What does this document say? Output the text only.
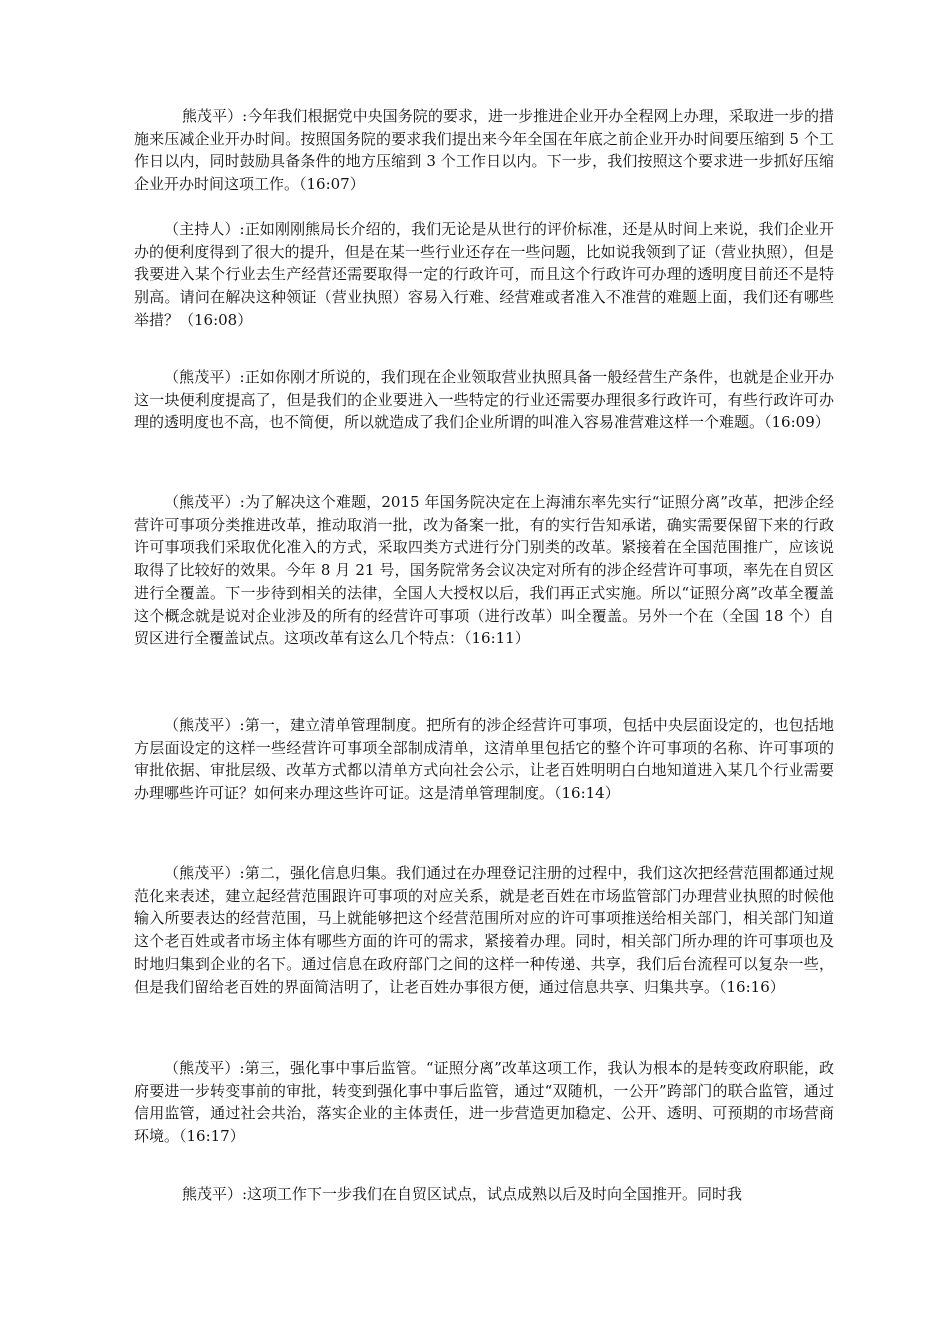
熊茂平）:今年我们根据党中央国务院的要求，进一步推进企业开办全程网上办理，采取进一步的措施来压减企业开办时间。按照国务院的要求我们提出来今年全国在年底之前企业开办时间要压缩到 5 个工作日以内，同时鼓励具备条件的地方压缩到 3 个工作日以内。下一步，我们按照这个要求进一步抓好压缩企业开办时间这项工作。（16:07）

（主持人）:正如刚刚熊局长介绍的，我们无论是从世行的评价标准，还是从时间上来说，我们企业开办的便利度得到了很大的提升，但是在某一些行业还存在一些问题，比如说我领到了证（营业执照），但是我要进入某个行业去生产经营还需要取得一定的行政许可，而且这个行政许可办理的透明度目前还不是特别高。请问在解决这种领证（营业执照）容易入行难、经营难或者准入不准营的难题上面，我们还有哪些举措？（16:08）

（熊茂平）:正如你刚才所说的，我们现在企业领取营业执照具备一般经营生产条件，也就是企业开办这一块便利度提高了，但是我们的企业要进入一些特定的行业还需要办理很多行政许可，有些行政许可办理的透明度也不高，也不简便，所以就造成了我们企业所谓的叫准入容易准营难这样一个难题。（16:09）

（熊茂平）:为了解决这个难题，2015 年国务院决定在上海浦东率先实行“证照分离”改革，把涉企经营许可事项分类推进改革，推动取消一批，改为备案一批，有的实行告知承诺，确实需要保留下来的行政许可事项我们采取优化准入的方式，采取四类方式进行分门别类的改革。紧接着在全国范围推广，应该说取得了比较好的效果。今年 8 月 21 号，国务院常务会议决定对所有的涉企经营许可事项，率先在自贸区进行全覆盖。下一步待到相关的法律，全国人大授权以后，我们再正式实施。所以“证照分离”改革全覆盖这个概念就是说对企业涉及的所有的经营许可事项（进行改革）叫全覆盖。另外一个在（全国 18 个）自贸区进行全覆盖试点。这项改革有这么几个特点：（16:11）

（熊茂平）:第一，建立清单管理制度。把所有的涉企经营许可事项，包括中央层面设定的，也包括地方层面设定的这样一些经营许可事项全部制成清单，这清单里包括它的整个许可事项的名称、许可事项的审批依据、审批层级、改革方式都以清单方式向社会公示，让老百姓明明白白地知道进入某几个行业需要办理哪些许可证？如何来办理这些许可证。这是清单管理制度。（16:14）

（熊茂平）:第二，强化信息归集。我们通过在办理登记注册的过程中，我们这次把经营范围都通过规范化来表述，建立起经营范围跟许可事项的对应关系，就是老百姓在市场监管部门办理营业执照的时候他输入所要表达的经营范围，马上就能够把这个经营范围所对应的许可事项推送给相关部门，相关部门知道这个老百姓或者市场主体有哪些方面的许可的需求，紧接着办理。同时，相关部门所办理的许可事项也及时地归集到企业的名下。通过信息在政府部门之间的这样一种传递、共享，我们后台流程可以复杂一些，但是我们留给老百姓的界面简洁明了，让老百姓办事很方便，通过信息共享、归集共享。（16:16）

（熊茂平）:第三，强化事中事后监管。“证照分离”改革这项工作，我认为根本的是转变政府职能，政府要进一步转变事前的审批，转变到强化事中事后监管，通过“双随机，一公开”跨部门的联合监管，通过信用监管，通过社会共治，落实企业的主体责任，进一步营造更加稳定、公开、透明、可预期的市场营商环境。（16:17）

熊茂平）:这项工作下一步我们在自贸区试点，试点成熟以后及时向全国推开。同时我
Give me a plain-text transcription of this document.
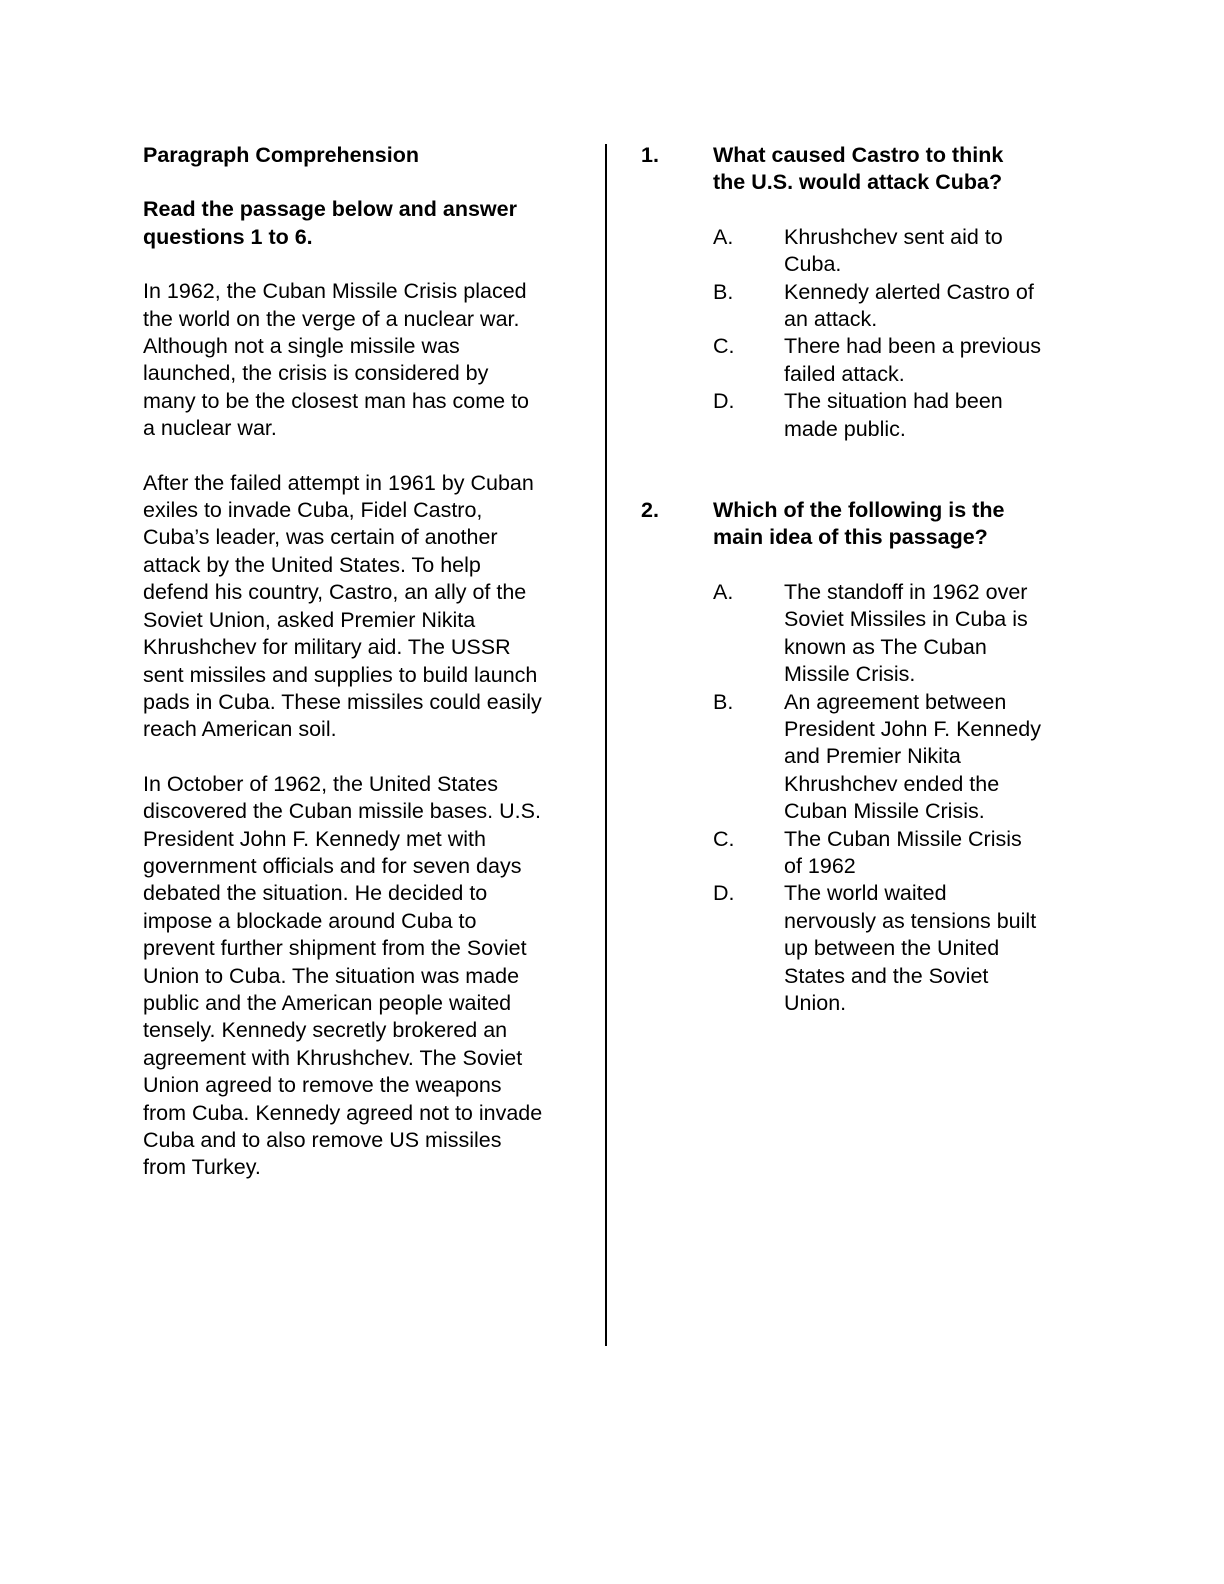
Paragraph Comprehension

Read the passage below and answer questions 1 to 6.

In 1962, the Cuban Missile Crisis placed the world on the verge of a nuclear war. Although not a single missile was launched, the crisis is considered by many to be the closest man has come to a nuclear war.

After the failed attempt in 1961 by Cuban exiles to invade Cuba, Fidel Castro, Cuba’s leader, was certain of another attack by the United States. To help defend his country, Castro, an ally of the Soviet Union, asked Premier Nikita Khrushchev for military aid. The USSR sent missiles and supplies to build launch pads in Cuba. These missiles could easily reach American soil.

In October of 1962, the United States discovered the Cuban missile bases. U.S. President John F. Kennedy met with government officials and for seven days debated the situation. He decided to impose a blockade around Cuba to prevent further shipment from the Soviet Union to Cuba. The situation was made public and the American people waited tensely. Kennedy secretly brokered an agreement with Khrushchev. The Soviet Union agreed to remove the weapons from Cuba. Kennedy agreed not to invade Cuba and to also remove US missiles from Turkey.

1.	What caused Castro to think the U.S. would attack Cuba?
A. Khrushchev sent aid to Cuba.
B. Kennedy alerted Castro of an attack.
C. There had been a previous failed attack.
D. The situation had been made public.
2.	Which of the following is the main idea of this passage?
A. The standoff in 1962 over Soviet Missiles in Cuba is known as The Cuban Missile Crisis.
B. An agreement between President John F. Kennedy and Premier Nikita Khrushchev ended the Cuban Missile Crisis.
C. The Cuban Missile Crisis of 1962
D. The world waited nervously as tensions built up between the United States and the Soviet Union.
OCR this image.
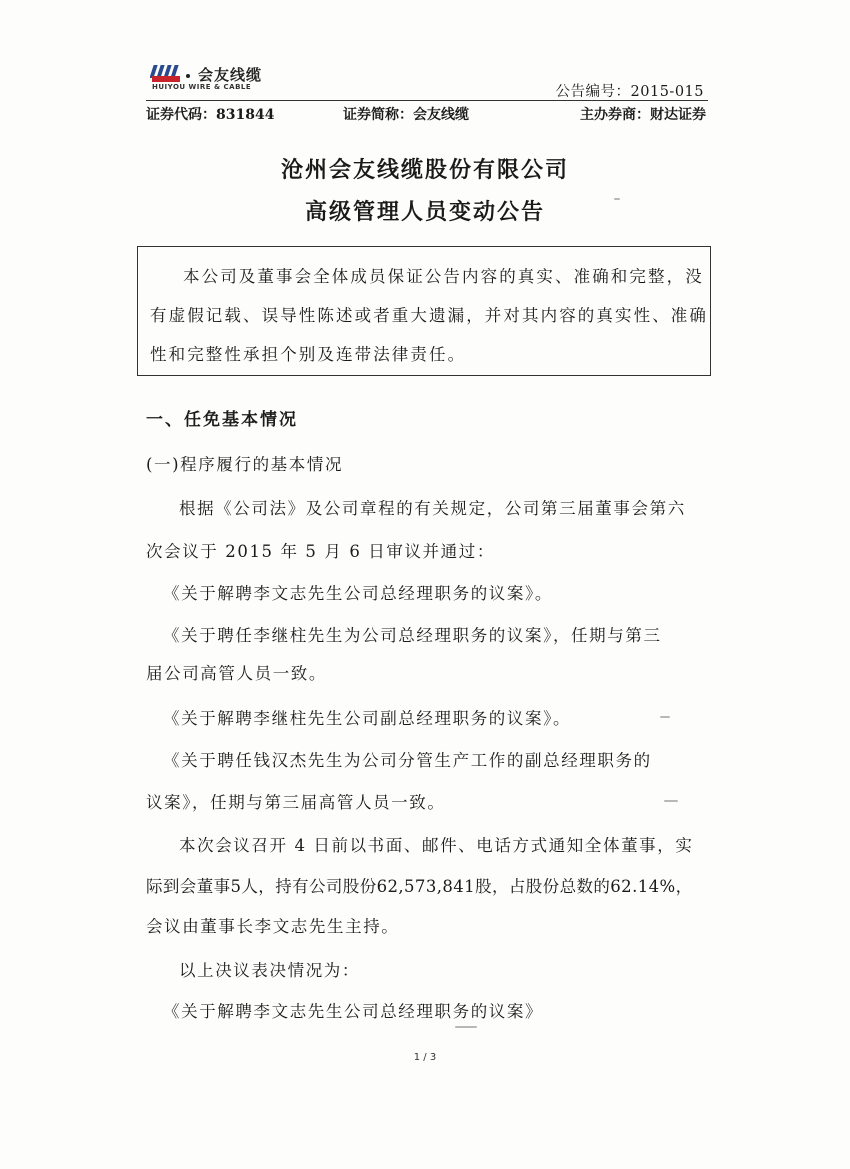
会友线缆
HUIYOU WIRE & CABLE	公告编号：2015-015
证券代码：831844	证券简称：会友线缆	主办券商：财达证券
沧州会友线缆股份有限公司
高级管理人员变动公告

本公司及董事会全体成员保证公告内容的真实、准确和完整，没
有虚假记载、误导性陈述或者重大遗漏，并对其内容的真实性、准确
性和完整性承担个别及连带法律责任。

一、任免基本情况
(一)程序履行的基本情况
根据《公司法》及公司章程的有关规定，公司第三届董事会第六
次会议于 2015 年 5 月 6 日审议并通过：
《关于解聘李文志先生公司总经理职务的议案》。
《关于聘任李继柱先生为公司总经理职务的议案》，任期与第三
届公司高管人员一致。
《关于解聘李继柱先生公司副总经理职务的议案》。
《关于聘任钱汉杰先生为公司分管生产工作的副总经理职务的
议案》，任期与第三届高管人员一致。
本次会议召开 4 日前以书面、邮件、电话方式通知全体董事，实
际到会董事5人，持有公司股份62,573,841股，占股份总数的62.14%，
会议由董事长李文志先生主持。
以上决议表决情况为：
《关于解聘李文志先生公司总经理职务的议案》
1 / 3
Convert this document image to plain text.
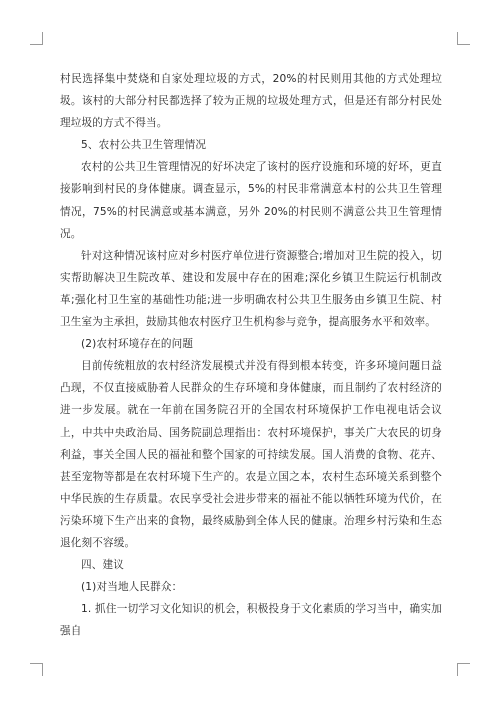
村民选择集中焚烧和自家处理垃圾的方式，20%的村民则用其他的方式处理垃圾。该村的大部分村民都选择了较为正规的垃圾处理方式，但是还有部分村民处理垃圾的方式不得当。

5、农村公共卫生管理情况

农村的公共卫生管理情况的好坏决定了该村的医疗设施和环境的好坏，更直接影响到村民的身体健康。调查显示，5%的村民非常满意本村的公共卫生管理情况，75%的村民满意或基本满意，另外 20%的村民则不满意公共卫生管理情况。

针对这种情况该村应对乡村医疗单位进行资源整合;增加对卫生院的投入，切实帮助解决卫生院改革、建设和发展中存在的困难;深化乡镇卫生院运行机制改革;强化村卫生室的基础性功能;进一步明确农村公共卫生服务由乡镇卫生院、村卫生室为主承担，鼓励其他农村医疗卫生机构参与竞争，提高服务水平和效率。

(2)农村环境存在的问题

目前传统粗放的农村经济发展模式并没有得到根本转变，许多环境问题日益凸现，不仅直接威胁着人民群众的生存环境和身体健康，而且制约了农村经济的进一步发展。就在一年前在国务院召开的全国农村环境保护工作电视电话会议上，中共中央政治局、国务院副总理指出：农村环境保护，事关广大农民的切身利益，事关全国人民的福祉和整个国家的可持续发展。国人消费的食物、花卉、甚至宠物等都是在农村环境下生产的。农是立国之本，农村生态环境关系到整个中华民族的生存质量。农民享受社会进步带来的福祉不能以牺牲环境为代价，在污染环境下生产出来的食物，最终威胁到全体人民的健康。治理乡村污染和生态退化刻不容缓。

四、建议

(1)对当地人民群众：

1. 抓住一切学习文化知识的机会，积极投身于文化素质的学习当中，确实加强自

* * * * *

Extract all lines from the material above that include the word "证照分离".

■ **Solution for this problem**:
（熊茂平）:为了解决这个难题，2015 年国务院决定在上海浦东率先实行“证照分离”改革，把涉企经营许可事项分类推进改革，推动取消一批，改为备案一批，有的实行告知承诺，确实需要保留下来的行政许可事项我们采取优化准入的方式，采取四类方式进行分门别类的改革。紧接着在全国范围推广，应该说取得了比较好的效果。今年 8 月 21 号，国务院常务会议决定对所有的涉企经营许可事项，率先在自贸区进行全覆盖。下一步待到相关的法律，全国人大授权以后，我们再正式实施。所以“证照分离”改革全覆盖这个概念就是说对企业涉及的所有的经营许可事项（进行改革）叫全覆盖。另外一个在（全国 18 个）自贸区进行全覆盖试点。这项改革有这么几个特点：（16:11）
（熊茂平）:第三，强化事中事后监管。“证照分离”改革这项工作，我认为根本的是转变政府职能，政府要进一步转变事前的审批，转变到强化事中事后监管，通过“双随机，一公开”跨部门的联合监管，通过信用监管，通过社会共治，落实企业的主体责任，进一步营造更加稳定、公开、透明、可预期的市场营商环境。（16:17）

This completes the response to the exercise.